▶ **TASK PROMPT**:
Gather all lines from the material that contain "perte".

▶ **RAW RECORDS**:

****************

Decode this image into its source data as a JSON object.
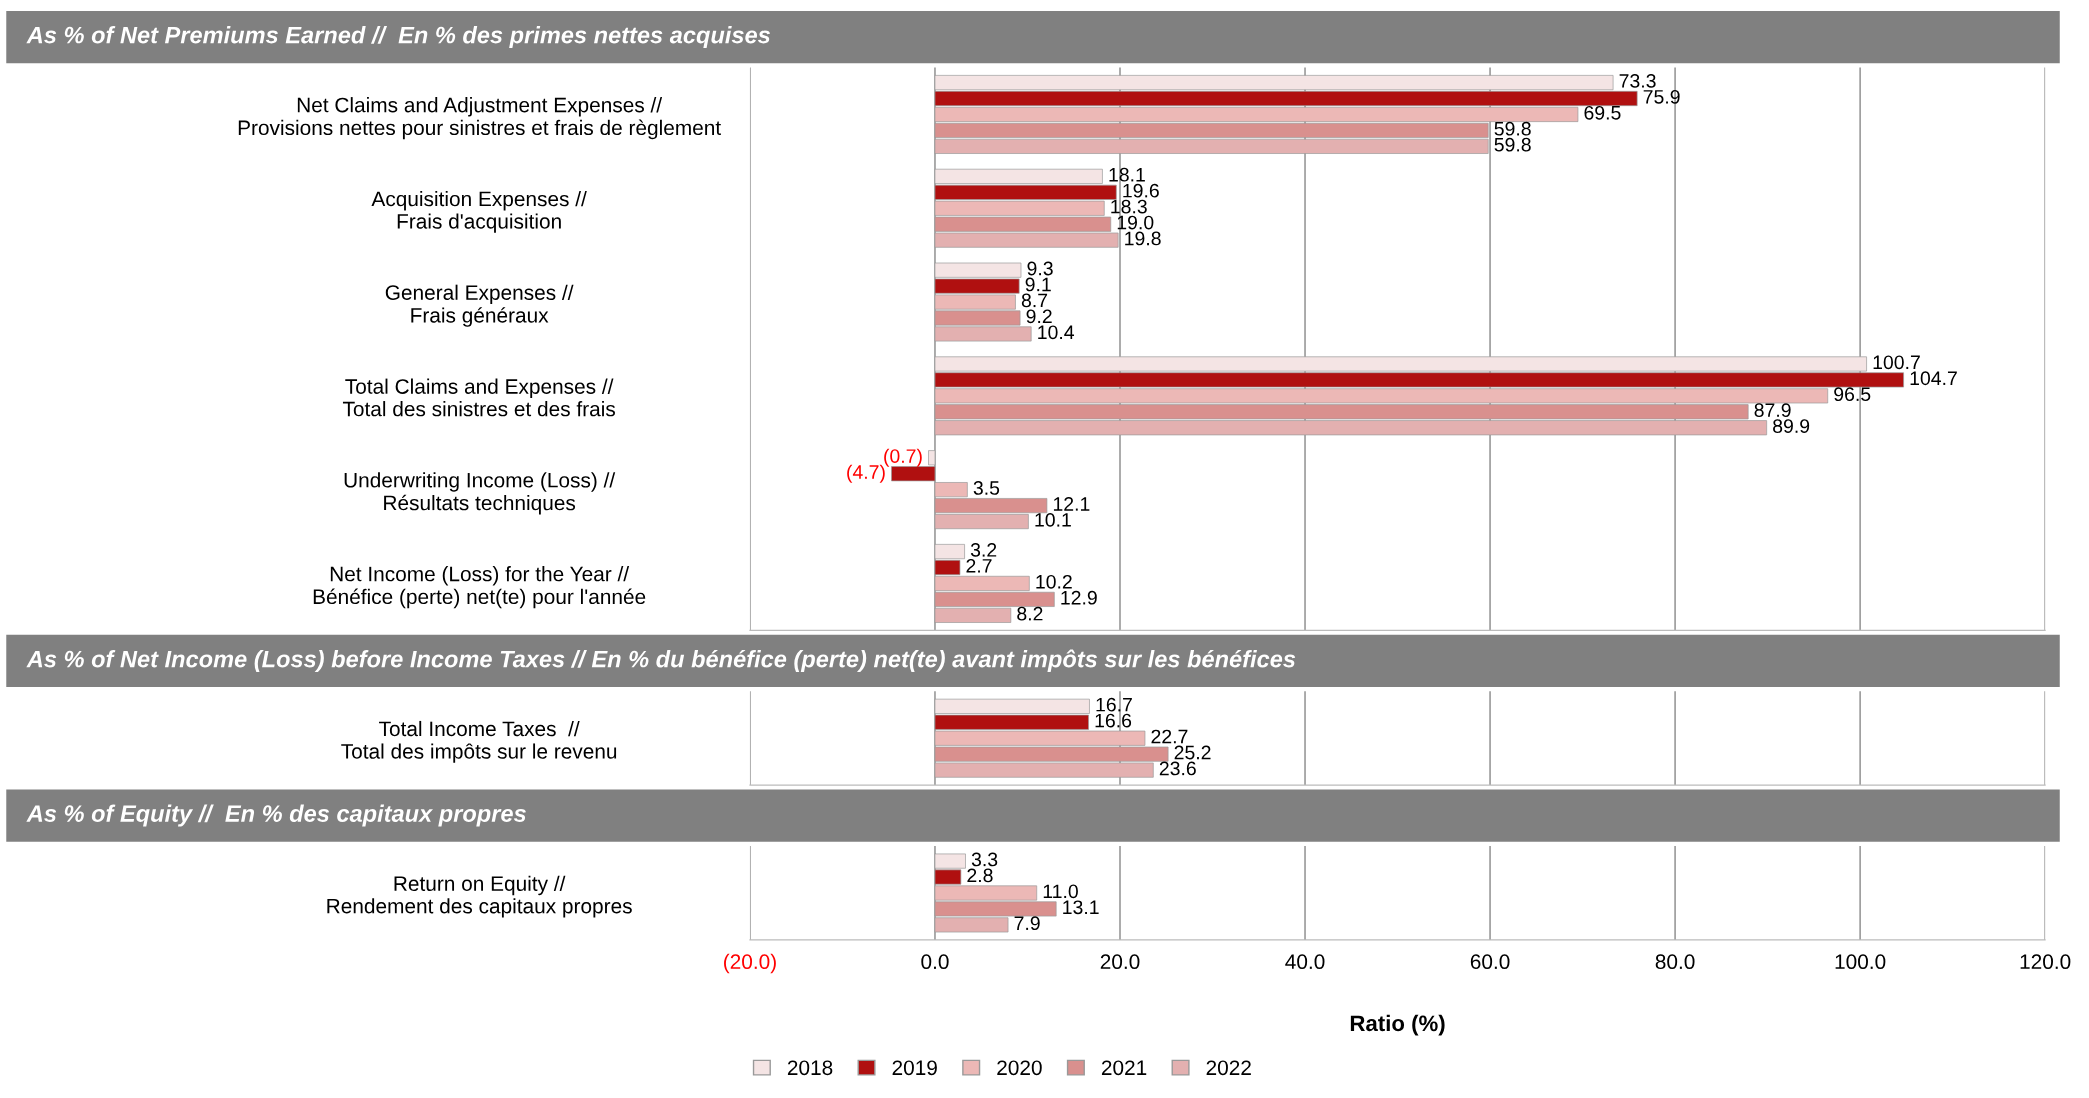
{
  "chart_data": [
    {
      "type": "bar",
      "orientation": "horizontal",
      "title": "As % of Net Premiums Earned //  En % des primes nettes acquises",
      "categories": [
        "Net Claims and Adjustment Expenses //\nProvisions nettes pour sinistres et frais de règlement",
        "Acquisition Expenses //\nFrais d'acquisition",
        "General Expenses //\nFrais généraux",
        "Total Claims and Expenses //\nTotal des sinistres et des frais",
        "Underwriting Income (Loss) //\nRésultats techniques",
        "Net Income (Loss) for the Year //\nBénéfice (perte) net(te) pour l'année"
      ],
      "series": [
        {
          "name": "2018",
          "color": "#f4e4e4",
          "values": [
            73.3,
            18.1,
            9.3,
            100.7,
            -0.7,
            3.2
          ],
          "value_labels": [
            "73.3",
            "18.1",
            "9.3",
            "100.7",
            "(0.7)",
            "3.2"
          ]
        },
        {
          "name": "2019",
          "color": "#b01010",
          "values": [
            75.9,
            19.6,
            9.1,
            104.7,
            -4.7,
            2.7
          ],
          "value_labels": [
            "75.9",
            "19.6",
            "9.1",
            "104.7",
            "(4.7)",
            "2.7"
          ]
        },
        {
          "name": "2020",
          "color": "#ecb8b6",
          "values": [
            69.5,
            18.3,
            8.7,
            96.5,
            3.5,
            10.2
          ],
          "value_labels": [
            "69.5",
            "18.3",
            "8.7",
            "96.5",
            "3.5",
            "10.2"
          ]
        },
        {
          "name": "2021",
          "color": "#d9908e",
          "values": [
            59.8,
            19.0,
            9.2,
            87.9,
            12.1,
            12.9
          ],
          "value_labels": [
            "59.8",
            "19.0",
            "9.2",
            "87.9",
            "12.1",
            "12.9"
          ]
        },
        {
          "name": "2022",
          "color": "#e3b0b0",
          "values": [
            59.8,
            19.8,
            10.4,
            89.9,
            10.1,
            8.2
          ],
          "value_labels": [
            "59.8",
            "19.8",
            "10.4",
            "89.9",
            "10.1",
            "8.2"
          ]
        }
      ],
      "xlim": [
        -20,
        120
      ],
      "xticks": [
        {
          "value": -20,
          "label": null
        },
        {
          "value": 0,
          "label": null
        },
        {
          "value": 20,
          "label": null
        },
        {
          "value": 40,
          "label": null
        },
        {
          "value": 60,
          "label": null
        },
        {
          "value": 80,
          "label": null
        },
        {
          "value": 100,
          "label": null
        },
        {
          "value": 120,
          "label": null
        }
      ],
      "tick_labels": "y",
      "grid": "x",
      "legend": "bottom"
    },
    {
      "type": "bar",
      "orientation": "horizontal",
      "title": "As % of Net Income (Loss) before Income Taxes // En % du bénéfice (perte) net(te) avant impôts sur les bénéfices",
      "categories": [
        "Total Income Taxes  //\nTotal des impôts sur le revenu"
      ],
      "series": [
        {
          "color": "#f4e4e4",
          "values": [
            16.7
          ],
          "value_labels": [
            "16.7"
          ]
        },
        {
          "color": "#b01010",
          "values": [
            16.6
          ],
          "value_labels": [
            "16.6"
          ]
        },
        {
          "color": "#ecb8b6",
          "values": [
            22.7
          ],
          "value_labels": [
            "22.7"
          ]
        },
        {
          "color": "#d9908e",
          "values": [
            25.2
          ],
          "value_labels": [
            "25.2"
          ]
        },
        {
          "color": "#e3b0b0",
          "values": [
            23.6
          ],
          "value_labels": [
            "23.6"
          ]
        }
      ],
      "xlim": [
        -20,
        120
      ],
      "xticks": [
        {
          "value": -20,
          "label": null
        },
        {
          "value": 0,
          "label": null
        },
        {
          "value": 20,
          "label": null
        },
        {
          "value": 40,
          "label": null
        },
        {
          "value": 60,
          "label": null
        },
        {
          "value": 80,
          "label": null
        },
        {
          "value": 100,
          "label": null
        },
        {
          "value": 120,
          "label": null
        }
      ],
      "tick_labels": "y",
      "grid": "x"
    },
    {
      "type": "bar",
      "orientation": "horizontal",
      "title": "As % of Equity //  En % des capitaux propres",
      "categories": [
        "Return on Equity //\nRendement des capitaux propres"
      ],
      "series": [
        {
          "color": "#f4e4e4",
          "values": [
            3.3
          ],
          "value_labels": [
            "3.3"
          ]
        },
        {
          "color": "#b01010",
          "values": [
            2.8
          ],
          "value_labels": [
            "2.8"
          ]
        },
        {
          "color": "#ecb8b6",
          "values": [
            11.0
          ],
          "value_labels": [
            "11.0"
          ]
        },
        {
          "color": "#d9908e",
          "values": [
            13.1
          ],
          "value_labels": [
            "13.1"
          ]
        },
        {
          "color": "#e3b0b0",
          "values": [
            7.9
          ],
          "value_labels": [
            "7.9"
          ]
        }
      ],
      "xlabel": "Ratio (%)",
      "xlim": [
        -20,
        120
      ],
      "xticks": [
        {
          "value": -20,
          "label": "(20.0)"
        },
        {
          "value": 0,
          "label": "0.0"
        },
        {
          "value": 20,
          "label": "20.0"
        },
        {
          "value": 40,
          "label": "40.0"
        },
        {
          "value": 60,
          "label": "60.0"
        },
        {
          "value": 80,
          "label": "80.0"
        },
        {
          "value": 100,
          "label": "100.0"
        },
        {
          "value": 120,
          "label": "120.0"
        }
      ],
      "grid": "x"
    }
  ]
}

****************

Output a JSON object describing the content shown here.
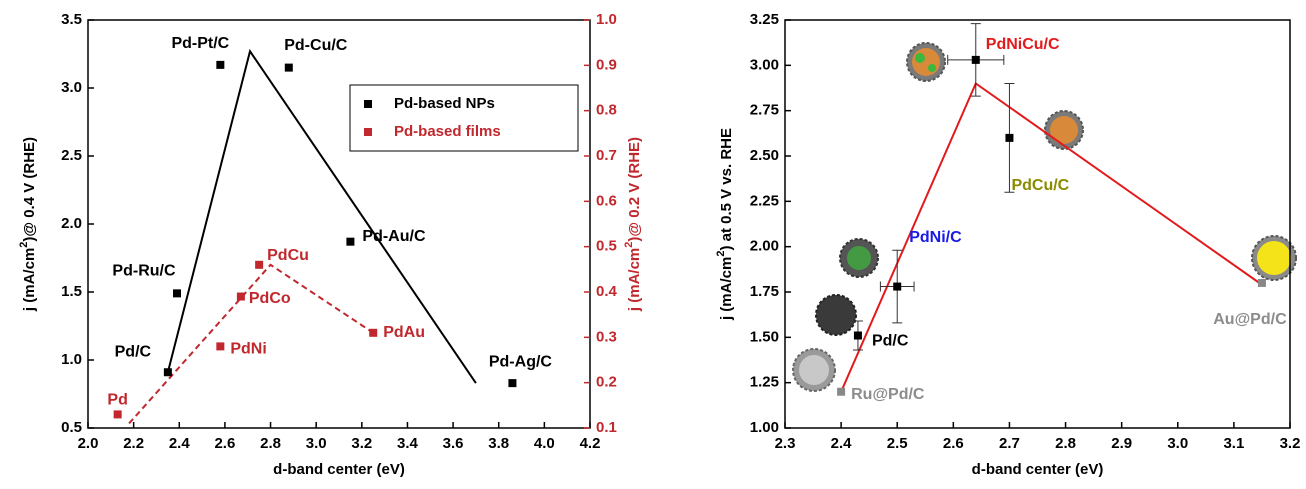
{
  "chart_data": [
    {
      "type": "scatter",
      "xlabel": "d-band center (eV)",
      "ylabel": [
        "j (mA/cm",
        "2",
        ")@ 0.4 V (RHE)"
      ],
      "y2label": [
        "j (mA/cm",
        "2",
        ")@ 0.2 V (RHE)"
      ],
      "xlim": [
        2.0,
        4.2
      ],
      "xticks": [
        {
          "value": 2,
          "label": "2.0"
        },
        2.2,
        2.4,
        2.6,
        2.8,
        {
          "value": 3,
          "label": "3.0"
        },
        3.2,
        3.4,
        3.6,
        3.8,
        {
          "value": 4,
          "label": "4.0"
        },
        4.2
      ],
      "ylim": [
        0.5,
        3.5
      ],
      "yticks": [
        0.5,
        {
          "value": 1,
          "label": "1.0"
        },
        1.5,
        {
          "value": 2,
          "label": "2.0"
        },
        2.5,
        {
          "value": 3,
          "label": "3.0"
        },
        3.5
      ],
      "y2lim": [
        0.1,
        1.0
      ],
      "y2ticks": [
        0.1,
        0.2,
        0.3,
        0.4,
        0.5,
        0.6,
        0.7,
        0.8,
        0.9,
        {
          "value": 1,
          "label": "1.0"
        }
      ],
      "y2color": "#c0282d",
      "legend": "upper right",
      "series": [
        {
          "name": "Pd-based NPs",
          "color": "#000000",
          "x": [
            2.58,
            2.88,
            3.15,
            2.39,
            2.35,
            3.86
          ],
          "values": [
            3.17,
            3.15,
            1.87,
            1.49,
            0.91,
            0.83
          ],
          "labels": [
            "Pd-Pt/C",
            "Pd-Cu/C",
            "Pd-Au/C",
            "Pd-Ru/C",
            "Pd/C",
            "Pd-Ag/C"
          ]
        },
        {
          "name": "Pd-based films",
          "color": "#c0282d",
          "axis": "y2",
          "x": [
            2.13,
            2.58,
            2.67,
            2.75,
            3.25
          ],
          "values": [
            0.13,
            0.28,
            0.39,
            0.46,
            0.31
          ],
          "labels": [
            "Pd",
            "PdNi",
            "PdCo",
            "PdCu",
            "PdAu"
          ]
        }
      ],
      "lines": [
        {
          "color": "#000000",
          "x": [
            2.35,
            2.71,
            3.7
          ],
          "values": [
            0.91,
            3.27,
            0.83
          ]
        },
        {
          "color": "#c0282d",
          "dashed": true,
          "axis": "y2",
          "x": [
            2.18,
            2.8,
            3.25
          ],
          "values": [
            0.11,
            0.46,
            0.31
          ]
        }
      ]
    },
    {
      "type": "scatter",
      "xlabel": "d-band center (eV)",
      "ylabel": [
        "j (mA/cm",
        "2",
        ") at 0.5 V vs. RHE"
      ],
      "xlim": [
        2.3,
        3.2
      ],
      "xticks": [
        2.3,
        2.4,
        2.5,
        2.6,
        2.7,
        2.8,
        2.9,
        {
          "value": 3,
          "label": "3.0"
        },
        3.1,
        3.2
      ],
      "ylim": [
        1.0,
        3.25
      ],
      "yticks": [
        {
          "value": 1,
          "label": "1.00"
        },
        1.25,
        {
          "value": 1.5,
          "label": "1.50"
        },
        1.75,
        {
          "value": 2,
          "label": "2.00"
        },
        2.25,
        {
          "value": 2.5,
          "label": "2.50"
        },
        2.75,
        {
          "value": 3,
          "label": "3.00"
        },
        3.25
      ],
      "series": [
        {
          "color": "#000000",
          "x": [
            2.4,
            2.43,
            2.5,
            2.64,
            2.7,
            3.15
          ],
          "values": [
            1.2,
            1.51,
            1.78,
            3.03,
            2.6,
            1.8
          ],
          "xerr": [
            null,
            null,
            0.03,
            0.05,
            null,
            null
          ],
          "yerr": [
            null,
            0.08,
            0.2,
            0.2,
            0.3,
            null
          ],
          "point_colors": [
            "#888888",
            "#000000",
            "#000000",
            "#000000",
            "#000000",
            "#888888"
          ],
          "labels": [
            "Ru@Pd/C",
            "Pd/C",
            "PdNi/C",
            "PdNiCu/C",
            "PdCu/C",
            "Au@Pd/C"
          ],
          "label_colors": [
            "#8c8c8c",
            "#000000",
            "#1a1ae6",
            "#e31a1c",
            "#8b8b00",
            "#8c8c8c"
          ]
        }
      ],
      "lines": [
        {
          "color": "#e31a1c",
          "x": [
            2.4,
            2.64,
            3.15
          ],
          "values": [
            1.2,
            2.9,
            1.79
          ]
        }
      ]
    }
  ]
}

****************

▶ **RESPONSE TO THIS EXERCISE**:
        "Net Income (Loss) for the Year //\nBénéfice (perte) net(te) pour l'année"
      "title": "As % of Net Income (Loss) before Income Taxes // En % du bénéfice (perte) net(te) avant impôts sur les bénéfices",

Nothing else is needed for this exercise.